The exercise:
In the copy, include every entry exactly but none of the images.

━━━━━ Extracted data

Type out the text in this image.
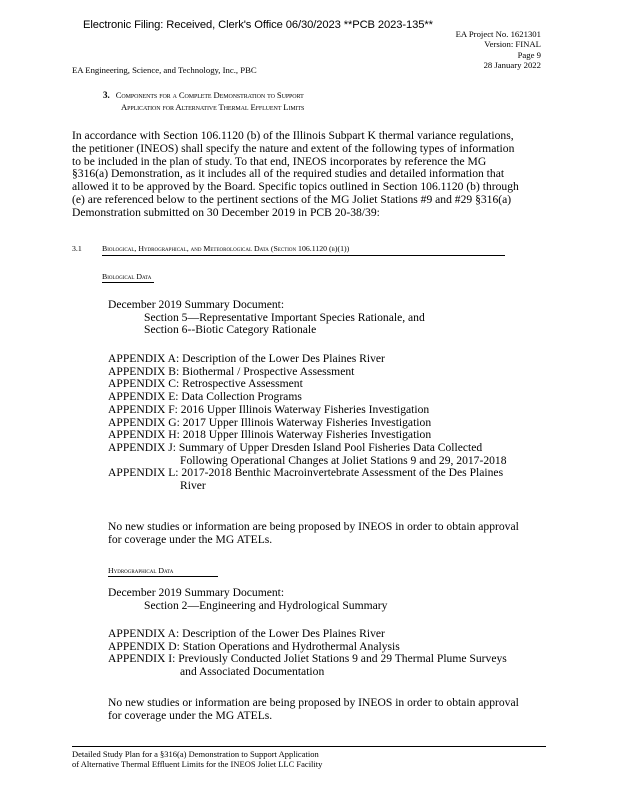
Electronic Filing: Received, Clerk's Office 06/30/2023 **PCB 2023-135**
EA Project No. 1621301
Version: FINAL
Page 9
28 January 2022
EA Engineering, Science, and Technology, Inc., PBC
3. Components for a Complete Demonstration to Support
Application for Alternative Thermal Effluent Limits
In accordance with Section 106.1120 (b) of the Illinois Subpart K thermal variance regulations,
the petitioner (INEOS) shall specify the nature and extent of the following types of information
to be included in the plan of study. To that end, INEOS incorporates by reference the MG
§316(a) Demonstration, as it includes all of the required studies and detailed information that
allowed it to be approved by the Board. Specific topics outlined in Section 106.1120 (b) through
(e) are referenced below to the pertinent sections of the MG Joliet Stations #9 and #29 §316(a)
Demonstration submitted on 30 December 2019 in PCB 20-38/39:
3.1	Biological, Hydrographical, and Meteorological Data (Section 106.1120 (b)(1))
Biological Data
December 2019 Summary Document:
Section 5—Representative Important Species Rationale, and
Section 6--Biotic Category Rationale
APPENDIX A: Description of the Lower Des Plaines River
APPENDIX B: Biothermal / Prospective Assessment
APPENDIX C: Retrospective Assessment
APPENDIX E: Data Collection Programs
APPENDIX F: 2016 Upper Illinois Waterway Fisheries Investigation
APPENDIX G: 2017 Upper Illinois Waterway Fisheries Investigation
APPENDIX H: 2018 Upper Illinois Waterway Fisheries Investigation
APPENDIX J: Summary of Upper Dresden Island Pool Fisheries Data Collected
Following Operational Changes at Joliet Stations 9 and 29, 2017-2018
APPENDIX L: 2017-2018 Benthic Macroinvertebrate Assessment of the Des Plaines
River
No new studies or information are being proposed by INEOS in order to obtain approval
for coverage under the MG ATELs.
Hydrographical Data
December 2019 Summary Document:
Section 2—Engineering and Hydrological Summary
APPENDIX A: Description of the Lower Des Plaines River
APPENDIX D: Station Operations and Hydrothermal Analysis
APPENDIX I: Previously Conducted Joliet Stations 9 and 29 Thermal Plume Surveys
and Associated Documentation
No new studies or information are being proposed by INEOS in order to obtain approval
for coverage under the MG ATELs.
Detailed Study Plan for a §316(a) Demonstration to Support Application
of Alternative Thermal Effluent Limits for the INEOS Joliet LLC Facility
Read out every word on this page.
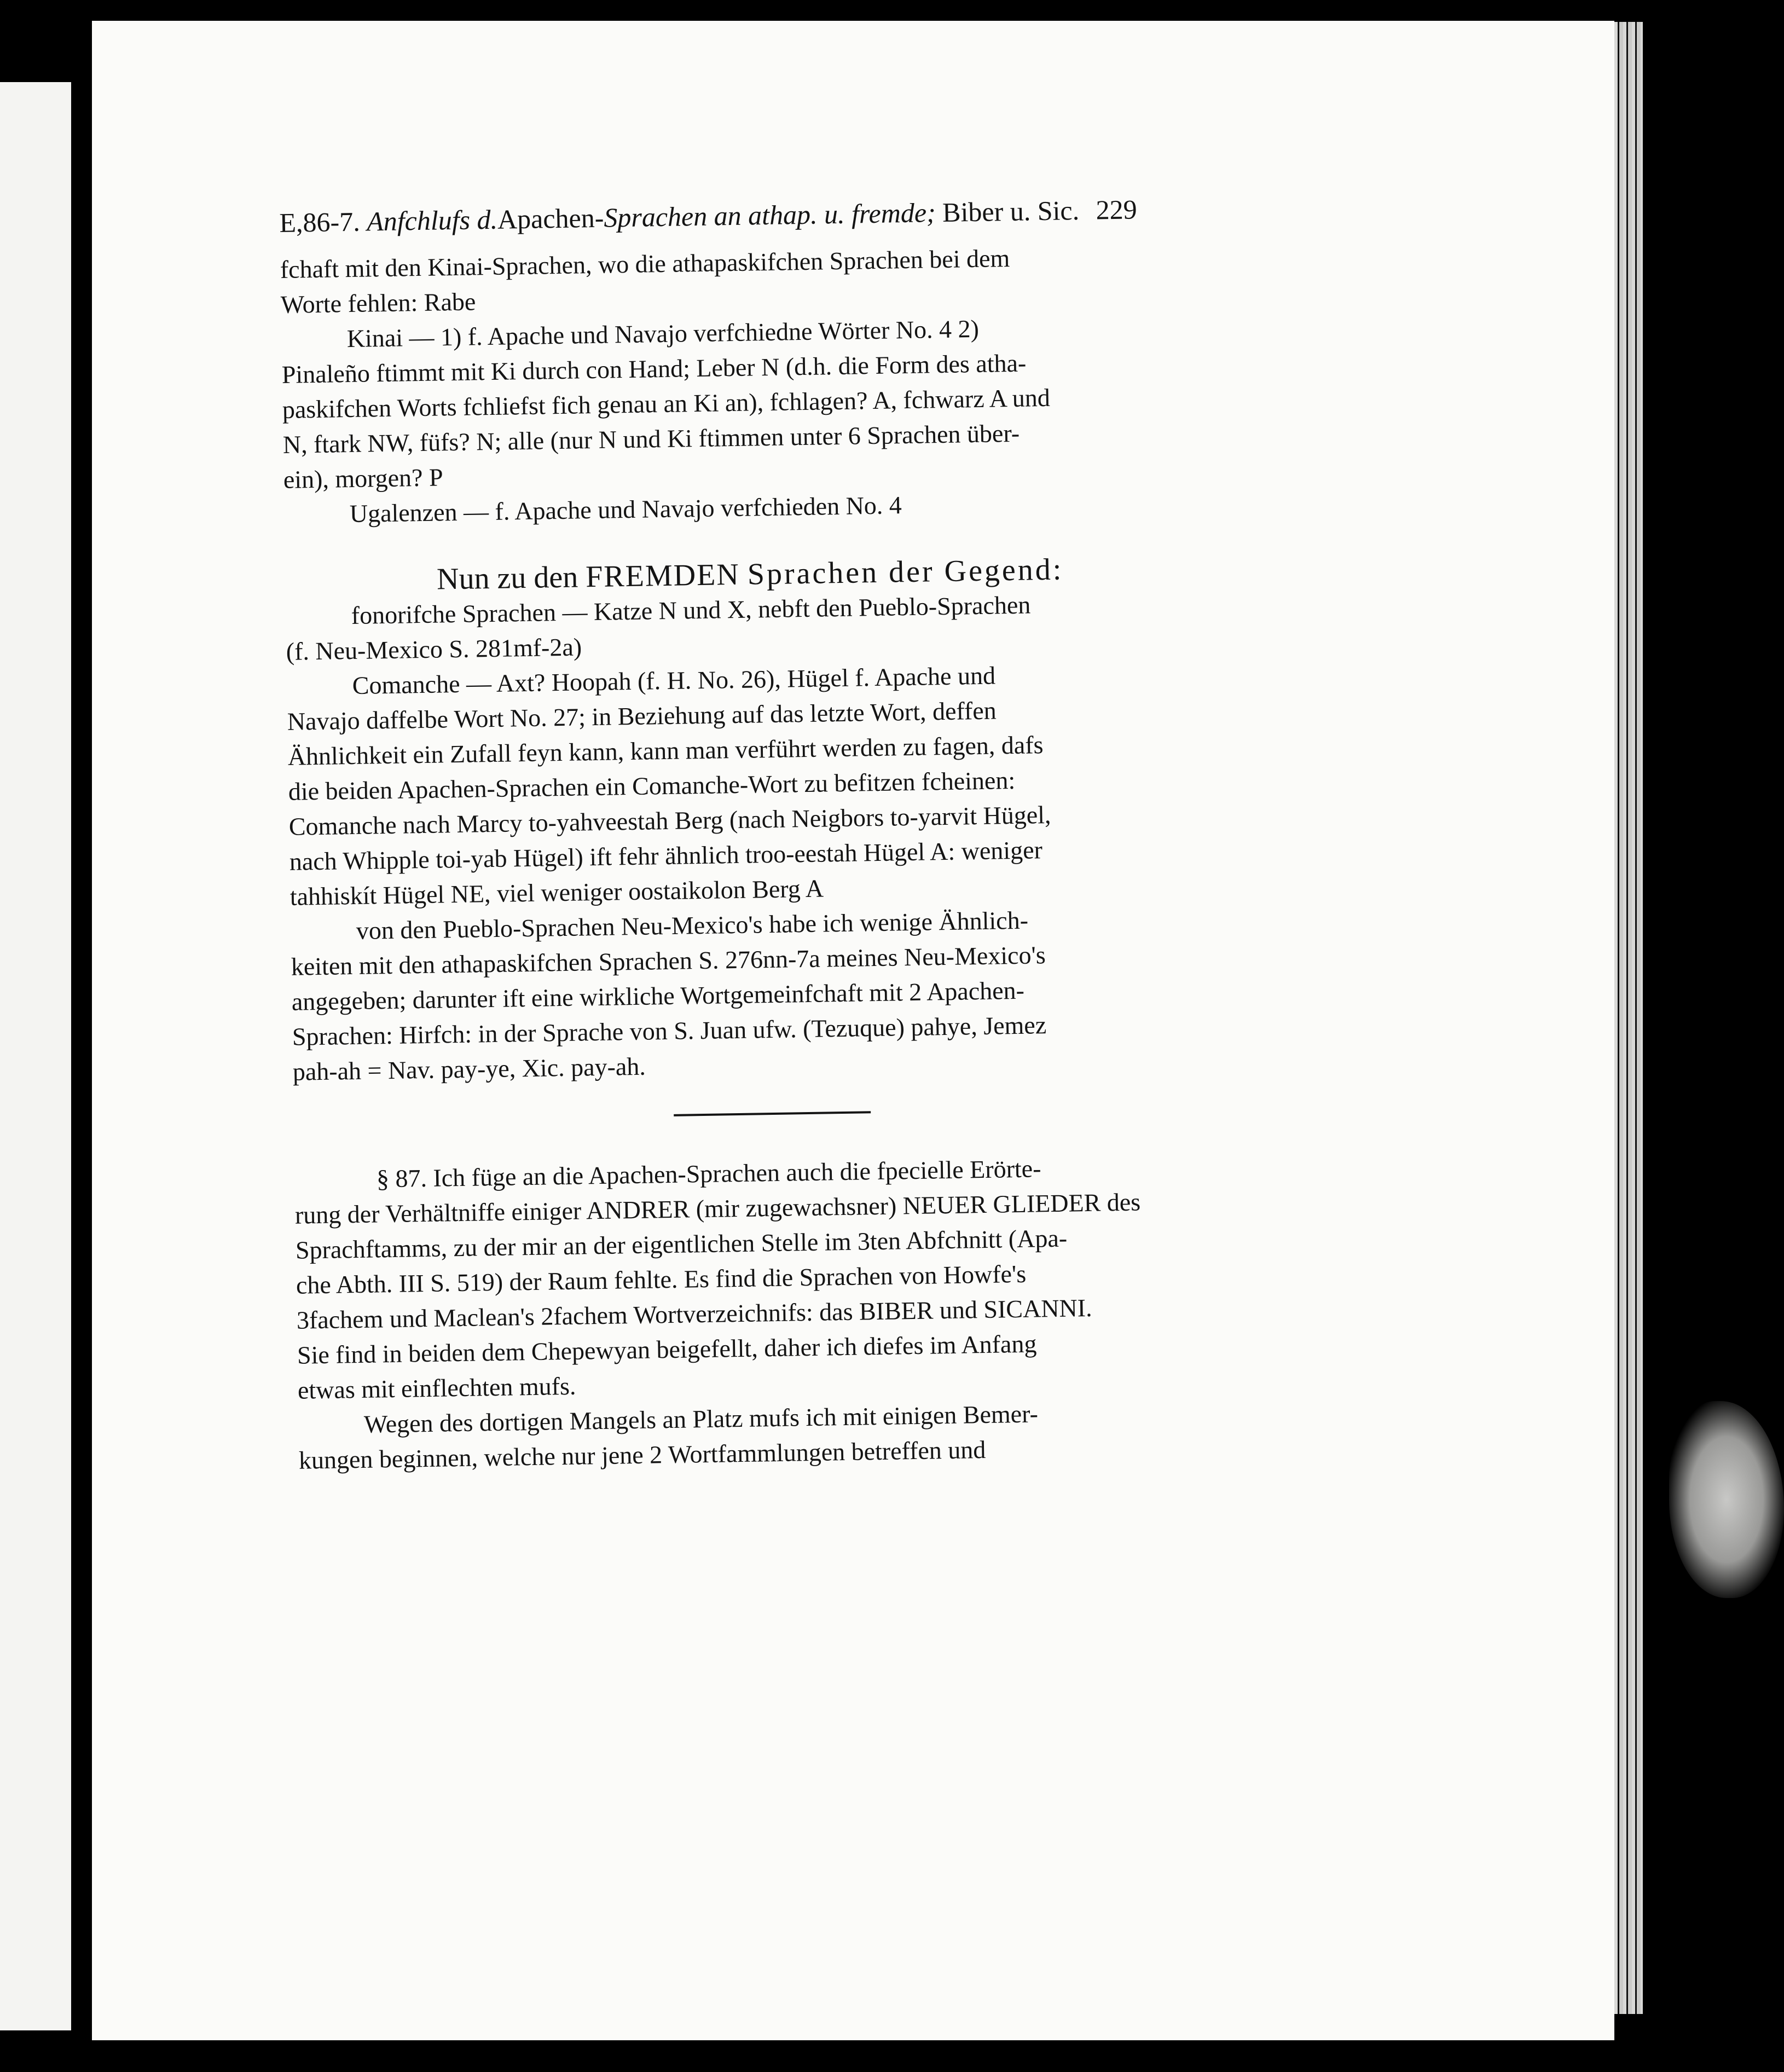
E,86-7. Anfchlufs d.Apachen-Sprachen an athap. u. fremde; Biber u. Sic. 229
fchaft mit den Kinai-Sprachen, wo die athapaskifchen Sprachen bei dem
Worte fehlen: Rabe
Kinai — 1) f. Apache und Navajo verfchiedne Wörter No. 4 2)
Pinaleño ftimmt mit Ki durch con Hand; Leber N (d.h. die Form des atha-
paskifchen Worts fchliefst fich genau an Ki an), fchlagen? A, fchwarz A und
N, ftark NW, füfs? N; alle (nur N und Ki ftimmen unter 6 Sprachen über-
ein), morgen? P
Ugalenzen — f. Apache und Navajo verfchieden No. 4
Nun zu den FREMDEN Sprachen der Gegend:
fonorifche Sprachen — Katze N und X, nebft den Pueblo-Sprachen
(f. Neu-Mexico S. 281mf-2a)
Comanche — Axt? Hoopah (f. H. No. 26), Hügel f. Apache und
Navajo daffelbe Wort No. 27; in Beziehung auf das letzte Wort, deffen
Ähnlichkeit ein Zufall feyn kann, kann man verführt werden zu fagen, dafs
die beiden Apachen-Sprachen ein Comanche-Wort zu befitzen fcheinen:
Comanche nach Marcy to-yahveestah Berg (nach Neigbors to-yarvit Hügel,
nach Whipple toi-yab Hügel) ift fehr ähnlich troo-eestah Hügel A: weniger
tahhiskít Hügel NE, viel weniger oostaikolon Berg A
von den Pueblo-Sprachen Neu-Mexico's habe ich wenige Ähnlich-
keiten mit den athapaskifchen Sprachen S. 276nn-7a meines Neu-Mexico's
angegeben; darunter ift eine wirkliche Wortgemeinfchaft mit 2 Apachen-
Sprachen: Hirfch: in der Sprache von S. Juan ufw. (Tezuque) pahye, Jemez
pah-ah = Nav. pay-ye, Xic. pay-ah.
§ 87. Ich füge an die Apachen-Sprachen auch die fpecielle Erörte-
rung der Verhältniffe einiger ANDRER (mir zugewachsner) NEUER GLIEDER des
Sprachftamms, zu der mir an der eigentlichen Stelle im 3ten Abfchnitt (Apa-
che Abth. III S. 519) der Raum fehlte. Es find die Sprachen von Howfe's
3fachem und Maclean's 2fachem Wortverzeichnifs: das BIBER und SICANNI.
Sie find in beiden dem Chepewyan beigefellt, daher ich diefes im Anfang
etwas mit einflechten mufs.
Wegen des dortigen Mangels an Platz mufs ich mit einigen Bemer-
kungen beginnen, welche nur jene 2 Wortfammlungen betreffen und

━━━━━━━━━━

Output for this task:
Type out the text in this image.
Electronic Filing: Received, Clerk's Office 06/30/2023 **PCB 2023-135**
EA Project No. 1621301
Version: FINAL
Page 9
28 January 2022
EA Engineering, Science, and Technology, Inc., PBC
3. Components for a Complete Demonstration to Support
Application for Alternative Thermal Effluent Limits
In accordance with Section 106.1120 (b) of the Illinois Subpart K thermal variance regulations,
the petitioner (INEOS) shall specify the nature and extent of the following types of information
to be included in the plan of study. To that end, INEOS incorporates by reference the MG
§316(a) Demonstration, as it includes all of the required studies and detailed information that
allowed it to be approved by the Board. Specific topics outlined in Section 106.1120 (b) through
(e) are referenced below to the pertinent sections of the MG Joliet Stations #9 and #29 §316(a)
Demonstration submitted on 30 December 2019 in PCB 20-38/39:
3.1	Biological, Hydrographical, and Meteorological Data (Section 106.1120 (b)(1))
Biological Data
December 2019 Summary Document:
Section 5—Representative Important Species Rationale, and
Section 6--Biotic Category Rationale
APPENDIX A: Description of the Lower Des Plaines River
APPENDIX B: Biothermal / Prospective Assessment
APPENDIX C: Retrospective Assessment
APPENDIX E: Data Collection Programs
APPENDIX F: 2016 Upper Illinois Waterway Fisheries Investigation
APPENDIX G: 2017 Upper Illinois Waterway Fisheries Investigation
APPENDIX H: 2018 Upper Illinois Waterway Fisheries Investigation
APPENDIX J: Summary of Upper Dresden Island Pool Fisheries Data Collected
Following Operational Changes at Joliet Stations 9 and 29, 2017-2018
APPENDIX L: 2017-2018 Benthic Macroinvertebrate Assessment of the Des Plaines
River
No new studies or information are being proposed by INEOS in order to obtain approval
for coverage under the MG ATELs.
Hydrographical Data
December 2019 Summary Document:
Section 2—Engineering and Hydrological Summary
APPENDIX A: Description of the Lower Des Plaines River
APPENDIX D: Station Operations and Hydrothermal Analysis
APPENDIX I: Previously Conducted Joliet Stations 9 and 29 Thermal Plume Surveys
and Associated Documentation
No new studies or information are being proposed by INEOS in order to obtain approval
for coverage under the MG ATELs.
Detailed Study Plan for a §316(a) Demonstration to Support Application
of Alternative Thermal Effluent Limits for the INEOS Joliet LLC Facility
Read out every word on this page.
E,86-7. Anfchlufs d.Apachen-Sprachen an athap. u. fremde; Biber u. Sic. 229
fchaft mit den Kinai-Sprachen, wo die athapaskifchen Sprachen bei dem
Worte fehlen: Rabe
Kinai — 1) f. Apache und Navajo verfchiedne Wörter No. 4 2)
Pinaleño ftimmt mit Ki durch con Hand; Leber N (d.h. die Form des atha-
paskifchen Worts fchliefst fich genau an Ki an), fchlagen? A, fchwarz A und
N, ftark NW, füfs? N; alle (nur N und Ki ftimmen unter 6 Sprachen über-
ein), morgen? P
Ugalenzen — f. Apache und Navajo verfchieden No. 4
Nun zu den FREMDEN Sprachen der Gegend:
fonorifche Sprachen — Katze N und X, nebft den Pueblo-Sprachen
(f. Neu-Mexico S. 281mf-2a)
Comanche — Axt? Hoopah (f. H. No. 26), Hügel f. Apache und
Navajo daffelbe Wort No. 27; in Beziehung auf das letzte Wort, deffen
Ähnlichkeit ein Zufall feyn kann, kann man verführt werden zu fagen, dafs
die beiden Apachen-Sprachen ein Comanche-Wort zu befitzen fcheinen:
Comanche nach Marcy to-yahveestah Berg (nach Neigbors to-yarvit Hügel,
nach Whipple toi-yab Hügel) ift fehr ähnlich troo-eestah Hügel A: weniger
tahhiskít Hügel NE, viel weniger oostaikolon Berg A
von den Pueblo-Sprachen Neu-Mexico's habe ich wenige Ähnlich-
keiten mit den athapaskifchen Sprachen S. 276nn-7a meines Neu-Mexico's
angegeben; darunter ift eine wirkliche Wortgemeinfchaft mit 2 Apachen-
Sprachen: Hirfch: in der Sprache von S. Juan ufw. (Tezuque) pahye, Jemez
pah-ah = Nav. pay-ye, Xic. pay-ah.
§ 87. Ich füge an die Apachen-Sprachen auch die fpecielle Erörte-
rung der Verhältniffe einiger ANDRER (mir zugewachsner) NEUER GLIEDER des
Sprachftamms, zu der mir an der eigentlichen Stelle im 3ten Abfchnitt (Apa-
che Abth. III S. 519) der Raum fehlte. Es find die Sprachen von Howfe's
3fachem und Maclean's 2fachem Wortverzeichnifs: das BIBER und SICANNI.
Sie find in beiden dem Chepewyan beigefellt, daher ich diefes im Anfang
etwas mit einflechten mufs.
Wegen des dortigen Mangels an Platz mufs ich mit einigen Bemer-
kungen beginnen, welche nur jene 2 Wortfammlungen betreffen und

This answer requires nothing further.